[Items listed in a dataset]
·····

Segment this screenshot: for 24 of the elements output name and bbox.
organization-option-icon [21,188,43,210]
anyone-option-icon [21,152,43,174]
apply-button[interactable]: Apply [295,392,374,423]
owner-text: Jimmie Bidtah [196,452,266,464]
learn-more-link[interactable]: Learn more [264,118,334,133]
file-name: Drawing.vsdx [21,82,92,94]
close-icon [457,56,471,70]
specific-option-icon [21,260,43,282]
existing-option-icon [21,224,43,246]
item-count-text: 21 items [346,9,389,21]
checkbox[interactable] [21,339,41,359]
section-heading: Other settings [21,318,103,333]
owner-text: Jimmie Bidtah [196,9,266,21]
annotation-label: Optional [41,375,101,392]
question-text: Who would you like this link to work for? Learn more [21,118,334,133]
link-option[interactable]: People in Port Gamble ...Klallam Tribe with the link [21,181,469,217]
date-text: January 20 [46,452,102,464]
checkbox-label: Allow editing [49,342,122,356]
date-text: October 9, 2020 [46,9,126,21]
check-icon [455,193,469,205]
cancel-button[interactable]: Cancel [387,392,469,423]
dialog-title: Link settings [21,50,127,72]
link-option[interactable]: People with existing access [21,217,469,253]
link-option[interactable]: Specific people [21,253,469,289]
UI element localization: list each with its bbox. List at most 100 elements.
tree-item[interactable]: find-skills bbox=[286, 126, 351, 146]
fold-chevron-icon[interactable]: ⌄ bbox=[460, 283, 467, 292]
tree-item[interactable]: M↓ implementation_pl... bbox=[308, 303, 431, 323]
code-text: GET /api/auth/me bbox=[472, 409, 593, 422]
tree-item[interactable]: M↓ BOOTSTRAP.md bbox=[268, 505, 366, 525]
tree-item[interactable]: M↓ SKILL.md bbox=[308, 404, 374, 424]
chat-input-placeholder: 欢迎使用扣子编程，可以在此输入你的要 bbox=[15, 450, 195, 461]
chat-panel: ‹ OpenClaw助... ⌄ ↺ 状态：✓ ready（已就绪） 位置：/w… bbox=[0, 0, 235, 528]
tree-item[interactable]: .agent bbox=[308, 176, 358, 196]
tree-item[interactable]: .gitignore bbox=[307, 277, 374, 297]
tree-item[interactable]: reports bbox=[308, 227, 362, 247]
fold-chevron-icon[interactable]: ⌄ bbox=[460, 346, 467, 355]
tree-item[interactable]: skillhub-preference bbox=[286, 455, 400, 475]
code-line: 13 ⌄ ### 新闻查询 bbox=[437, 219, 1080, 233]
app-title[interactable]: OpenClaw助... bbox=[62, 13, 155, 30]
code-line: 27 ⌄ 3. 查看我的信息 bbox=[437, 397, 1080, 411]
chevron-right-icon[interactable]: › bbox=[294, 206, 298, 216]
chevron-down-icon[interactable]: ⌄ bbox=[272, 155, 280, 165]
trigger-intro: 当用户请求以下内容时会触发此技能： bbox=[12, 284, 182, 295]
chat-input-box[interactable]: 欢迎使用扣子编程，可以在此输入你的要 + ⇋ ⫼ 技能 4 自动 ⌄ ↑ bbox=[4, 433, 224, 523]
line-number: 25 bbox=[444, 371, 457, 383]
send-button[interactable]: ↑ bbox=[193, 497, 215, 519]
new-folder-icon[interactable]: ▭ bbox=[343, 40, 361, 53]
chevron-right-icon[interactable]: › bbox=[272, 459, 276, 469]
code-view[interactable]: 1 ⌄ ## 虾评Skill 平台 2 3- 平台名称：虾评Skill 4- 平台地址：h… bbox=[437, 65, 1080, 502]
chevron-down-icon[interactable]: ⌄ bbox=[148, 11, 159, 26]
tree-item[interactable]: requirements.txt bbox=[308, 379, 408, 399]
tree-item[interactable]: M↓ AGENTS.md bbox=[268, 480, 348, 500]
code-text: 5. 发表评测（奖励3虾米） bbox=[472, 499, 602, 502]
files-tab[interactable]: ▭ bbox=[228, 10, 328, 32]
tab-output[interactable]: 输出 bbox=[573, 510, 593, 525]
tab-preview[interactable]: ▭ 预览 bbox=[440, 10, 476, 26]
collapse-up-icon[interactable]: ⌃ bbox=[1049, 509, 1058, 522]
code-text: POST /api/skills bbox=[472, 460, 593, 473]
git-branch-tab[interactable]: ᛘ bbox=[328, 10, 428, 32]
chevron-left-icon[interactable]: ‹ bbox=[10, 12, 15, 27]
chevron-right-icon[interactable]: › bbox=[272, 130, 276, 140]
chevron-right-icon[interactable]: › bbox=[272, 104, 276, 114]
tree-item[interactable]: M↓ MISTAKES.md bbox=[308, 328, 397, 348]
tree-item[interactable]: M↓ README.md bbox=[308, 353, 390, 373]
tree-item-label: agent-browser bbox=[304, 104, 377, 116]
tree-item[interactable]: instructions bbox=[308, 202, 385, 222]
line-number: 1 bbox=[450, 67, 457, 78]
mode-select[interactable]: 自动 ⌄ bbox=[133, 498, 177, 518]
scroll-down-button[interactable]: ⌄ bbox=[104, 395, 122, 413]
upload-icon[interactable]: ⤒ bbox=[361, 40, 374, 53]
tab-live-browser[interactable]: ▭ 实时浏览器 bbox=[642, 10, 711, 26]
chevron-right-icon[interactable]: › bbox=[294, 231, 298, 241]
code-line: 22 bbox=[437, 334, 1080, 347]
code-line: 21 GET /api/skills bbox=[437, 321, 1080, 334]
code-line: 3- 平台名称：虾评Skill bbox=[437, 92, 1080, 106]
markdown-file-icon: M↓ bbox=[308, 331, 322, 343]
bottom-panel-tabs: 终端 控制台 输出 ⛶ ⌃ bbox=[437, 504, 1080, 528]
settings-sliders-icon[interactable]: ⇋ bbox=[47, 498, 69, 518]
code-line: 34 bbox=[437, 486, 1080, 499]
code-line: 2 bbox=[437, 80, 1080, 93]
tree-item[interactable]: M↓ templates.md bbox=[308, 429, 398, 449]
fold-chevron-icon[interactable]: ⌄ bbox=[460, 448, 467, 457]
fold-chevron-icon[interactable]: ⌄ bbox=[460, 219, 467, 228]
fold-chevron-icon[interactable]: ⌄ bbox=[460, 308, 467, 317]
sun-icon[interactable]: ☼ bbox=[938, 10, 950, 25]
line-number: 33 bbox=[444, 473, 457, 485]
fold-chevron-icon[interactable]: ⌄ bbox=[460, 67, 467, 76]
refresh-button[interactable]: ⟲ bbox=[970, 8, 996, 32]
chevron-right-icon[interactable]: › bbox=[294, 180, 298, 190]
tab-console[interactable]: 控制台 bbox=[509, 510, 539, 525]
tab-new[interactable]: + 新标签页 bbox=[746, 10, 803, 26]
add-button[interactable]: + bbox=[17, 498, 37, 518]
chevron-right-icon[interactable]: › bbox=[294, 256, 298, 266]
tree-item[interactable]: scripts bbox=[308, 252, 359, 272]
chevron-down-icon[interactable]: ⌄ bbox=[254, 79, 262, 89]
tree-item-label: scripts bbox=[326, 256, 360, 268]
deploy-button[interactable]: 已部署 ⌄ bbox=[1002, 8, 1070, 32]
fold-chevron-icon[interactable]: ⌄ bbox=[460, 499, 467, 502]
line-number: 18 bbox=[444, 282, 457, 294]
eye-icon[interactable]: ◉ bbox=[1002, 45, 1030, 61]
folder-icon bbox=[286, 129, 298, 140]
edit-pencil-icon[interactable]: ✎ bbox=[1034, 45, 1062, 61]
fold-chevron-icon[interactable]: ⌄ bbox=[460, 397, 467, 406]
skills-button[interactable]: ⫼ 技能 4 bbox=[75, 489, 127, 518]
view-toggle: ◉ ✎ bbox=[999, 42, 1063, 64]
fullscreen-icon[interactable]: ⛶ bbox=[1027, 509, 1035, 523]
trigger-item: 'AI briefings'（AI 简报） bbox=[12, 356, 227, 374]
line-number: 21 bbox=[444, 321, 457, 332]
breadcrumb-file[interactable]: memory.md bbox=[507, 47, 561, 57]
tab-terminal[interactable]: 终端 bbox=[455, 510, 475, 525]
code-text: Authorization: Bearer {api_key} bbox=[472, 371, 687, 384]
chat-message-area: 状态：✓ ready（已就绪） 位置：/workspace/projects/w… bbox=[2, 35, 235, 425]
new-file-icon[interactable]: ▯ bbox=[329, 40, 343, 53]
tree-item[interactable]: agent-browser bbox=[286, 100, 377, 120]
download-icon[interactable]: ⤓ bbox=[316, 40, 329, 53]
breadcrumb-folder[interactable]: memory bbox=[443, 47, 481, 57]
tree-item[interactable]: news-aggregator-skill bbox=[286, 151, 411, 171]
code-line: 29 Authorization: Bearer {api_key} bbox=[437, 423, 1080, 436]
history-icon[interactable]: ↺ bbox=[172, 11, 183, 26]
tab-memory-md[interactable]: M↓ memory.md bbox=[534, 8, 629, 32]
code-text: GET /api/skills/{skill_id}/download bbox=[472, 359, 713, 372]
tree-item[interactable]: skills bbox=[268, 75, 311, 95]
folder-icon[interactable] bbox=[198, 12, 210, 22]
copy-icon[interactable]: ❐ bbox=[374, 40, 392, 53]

·····

**Work to be completed**
Write out the lines of the listing verbatim, starting from its first line and going on through the line that contains "close-icon [457,56,471,70]", with both ends included.

**The output**
Segment this screenshot: for 24 of the elements output name and bbox.
organization-option-icon [21,188,43,210]
anyone-option-icon [21,152,43,174]
apply-button[interactable]: Apply [295,392,374,423]
owner-text: Jimmie Bidtah [196,452,266,464]
learn-more-link[interactable]: Learn more [264,118,334,133]
file-name: Drawing.vsdx [21,82,92,94]
close-icon [457,56,471,70]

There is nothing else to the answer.